• GIVEN DATA:
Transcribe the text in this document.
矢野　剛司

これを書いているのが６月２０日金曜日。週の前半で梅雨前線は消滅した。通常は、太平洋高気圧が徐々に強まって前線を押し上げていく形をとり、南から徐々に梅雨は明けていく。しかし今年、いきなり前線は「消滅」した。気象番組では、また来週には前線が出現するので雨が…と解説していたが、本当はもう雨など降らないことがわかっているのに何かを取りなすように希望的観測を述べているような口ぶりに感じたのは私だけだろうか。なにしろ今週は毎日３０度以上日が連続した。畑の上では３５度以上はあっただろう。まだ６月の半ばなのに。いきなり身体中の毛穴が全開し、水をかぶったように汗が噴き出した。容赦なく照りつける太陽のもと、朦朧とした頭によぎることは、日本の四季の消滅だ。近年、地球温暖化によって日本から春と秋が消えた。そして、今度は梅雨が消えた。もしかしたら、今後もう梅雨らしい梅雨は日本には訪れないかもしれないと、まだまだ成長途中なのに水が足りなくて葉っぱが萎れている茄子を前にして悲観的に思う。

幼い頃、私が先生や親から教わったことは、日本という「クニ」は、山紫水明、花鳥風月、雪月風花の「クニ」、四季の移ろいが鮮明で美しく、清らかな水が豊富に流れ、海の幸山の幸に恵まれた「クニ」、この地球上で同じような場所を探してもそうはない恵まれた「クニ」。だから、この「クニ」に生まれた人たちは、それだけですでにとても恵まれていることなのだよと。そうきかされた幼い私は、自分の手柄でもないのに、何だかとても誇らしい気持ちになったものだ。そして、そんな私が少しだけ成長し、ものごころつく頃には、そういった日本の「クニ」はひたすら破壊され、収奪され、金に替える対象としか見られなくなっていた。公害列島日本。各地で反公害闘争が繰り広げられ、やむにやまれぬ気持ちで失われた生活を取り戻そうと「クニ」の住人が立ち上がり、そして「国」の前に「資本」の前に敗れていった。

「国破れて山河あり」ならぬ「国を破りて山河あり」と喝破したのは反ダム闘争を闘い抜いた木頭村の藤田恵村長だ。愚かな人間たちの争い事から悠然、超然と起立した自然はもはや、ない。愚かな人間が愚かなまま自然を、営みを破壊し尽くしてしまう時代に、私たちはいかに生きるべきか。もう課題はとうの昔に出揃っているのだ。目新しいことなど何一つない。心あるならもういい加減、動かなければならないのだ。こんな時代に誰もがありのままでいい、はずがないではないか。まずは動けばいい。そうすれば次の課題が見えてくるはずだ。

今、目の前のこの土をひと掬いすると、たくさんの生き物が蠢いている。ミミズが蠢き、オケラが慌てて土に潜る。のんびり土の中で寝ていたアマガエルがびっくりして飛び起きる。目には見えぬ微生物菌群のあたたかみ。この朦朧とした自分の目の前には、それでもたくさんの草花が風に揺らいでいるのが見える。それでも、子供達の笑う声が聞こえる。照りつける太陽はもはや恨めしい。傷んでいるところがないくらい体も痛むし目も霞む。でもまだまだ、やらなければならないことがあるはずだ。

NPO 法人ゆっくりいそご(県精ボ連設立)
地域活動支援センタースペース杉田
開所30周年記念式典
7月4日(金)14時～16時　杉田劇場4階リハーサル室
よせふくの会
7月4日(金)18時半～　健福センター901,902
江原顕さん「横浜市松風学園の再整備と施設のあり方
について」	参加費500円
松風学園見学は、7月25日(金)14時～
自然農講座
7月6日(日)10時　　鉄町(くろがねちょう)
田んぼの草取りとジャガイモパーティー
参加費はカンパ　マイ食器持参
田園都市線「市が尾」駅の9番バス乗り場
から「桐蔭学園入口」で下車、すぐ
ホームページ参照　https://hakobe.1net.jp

• INSTRUCTIONS TO FOLLOW: Faithfully copy every entry, leaving nothing out.

• TASK OUTPUT:
Transcribe the text in this document.
矢野　剛司

これを書いているのが６月２０日金曜日。週の前半で梅雨前線は消滅した。通常は、太平洋高気圧が徐々に強まって前線を押し上げていく形をとり、南から徐々に梅雨は明けていく。しかし今年、いきなり前線は「消滅」した。気象番組では、また来週には前線が出現するので雨が…と解説していたが、本当はもう雨など降らないことがわかっているのに何かを取りなすように希望的観測を述べているような口ぶりに感じたのは私だけだろうか。なにしろ今週は毎日３０度以上日が連続した。畑の上では３５度以上はあっただろう。まだ６月の半ばなのに。いきなり身体中の毛穴が全開し、水をかぶったように汗が噴き出した。容赦なく照りつける太陽のもと、朦朧とした頭によぎることは、日本の四季の消滅だ。近年、地球温暖化によって日本から春と秋が消えた。そして、今度は梅雨が消えた。もしかしたら、今後もう梅雨らしい梅雨は日本には訪れないかもしれないと、まだまだ成長途中なのに水が足りなくて葉っぱが萎れている茄子を前にして悲観的に思う。

幼い頃、私が先生や親から教わったことは、日本という「クニ」は、山紫水明、花鳥風月、雪月風花の「クニ」、四季の移ろいが鮮明で美しく、清らかな水が豊富に流れ、海の幸山の幸に恵まれた「クニ」、この地球上で同じような場所を探してもそうはない恵まれた「クニ」。だから、この「クニ」に生まれた人たちは、それだけですでにとても恵まれていることなのだよと。そうきかされた幼い私は、自分の手柄でもないのに、何だかとても誇らしい気持ちになったものだ。そして、そんな私が少しだけ成長し、ものごころつく頃には、そういった日本の「クニ」はひたすら破壊され、収奪され、金に替える対象としか見られなくなっていた。公害列島日本。各地で反公害闘争が繰り広げられ、やむにやまれぬ気持ちで失われた生活を取り戻そうと「クニ」の住人が立ち上がり、そして「国」の前に「資本」の前に敗れていった。

「国破れて山河あり」ならぬ「国を破りて山河あり」と喝破したのは反ダム闘争を闘い抜いた木頭村の藤田恵村長だ。愚かな人間たちの争い事から悠然、超然と起立した自然はもはや、ない。愚かな人間が愚かなまま自然を、営みを破壊し尽くしてしまう時代に、私たちはいかに生きるべきか。もう課題はとうの昔に出揃っているのだ。目新しいことなど何一つない。心あるならもういい加減、動かなければならないのだ。こんな時代に誰もがありのままでいい、はずがないではないか。まずは動けばいい。そうすれば次の課題が見えてくるはずだ。

今、目の前のこの土をひと掬いすると、たくさんの生き物が蠢いている。ミミズが蠢き、オケラが慌てて土に潜る。のんびり土の中で寝ていたアマガエルがびっくりして飛び起きる。目には見えぬ微生物菌群のあたたかみ。この朦朧とした自分の目の前には、それでもたくさんの草花が風に揺らいでいるのが見える。それでも、子供達の笑う声が聞こえる。照りつける太陽はもはや恨めしい。傷んでいるところがないくらい体も痛むし目も霞む。でもまだまだ、やらなければならないことがあるはずだ。

NPO 法人ゆっくりいそご(県精ボ連設立)
地域活動支援センタースペース杉田
開所30周年記念式典
7月4日(金)14時～16時　杉田劇場4階リハーサル室
よせふくの会
7月4日(金)18時半～　健福センター901,902
江原顕さん「横浜市松風学園の再整備と施設のあり方
について」	参加費500円
松風学園見学は、7月25日(金)14時～
自然農講座
7月6日(日)10時　　鉄町(くろがねちょう)
田んぼの草取りとジャガイモパーティー
参加費はカンパ　マイ食器持参
田園都市線「市が尾」駅の9番バス乗り場
から「桐蔭学園入口」で下車、すぐ
ホームページ参照　https://hakobe.1net.jp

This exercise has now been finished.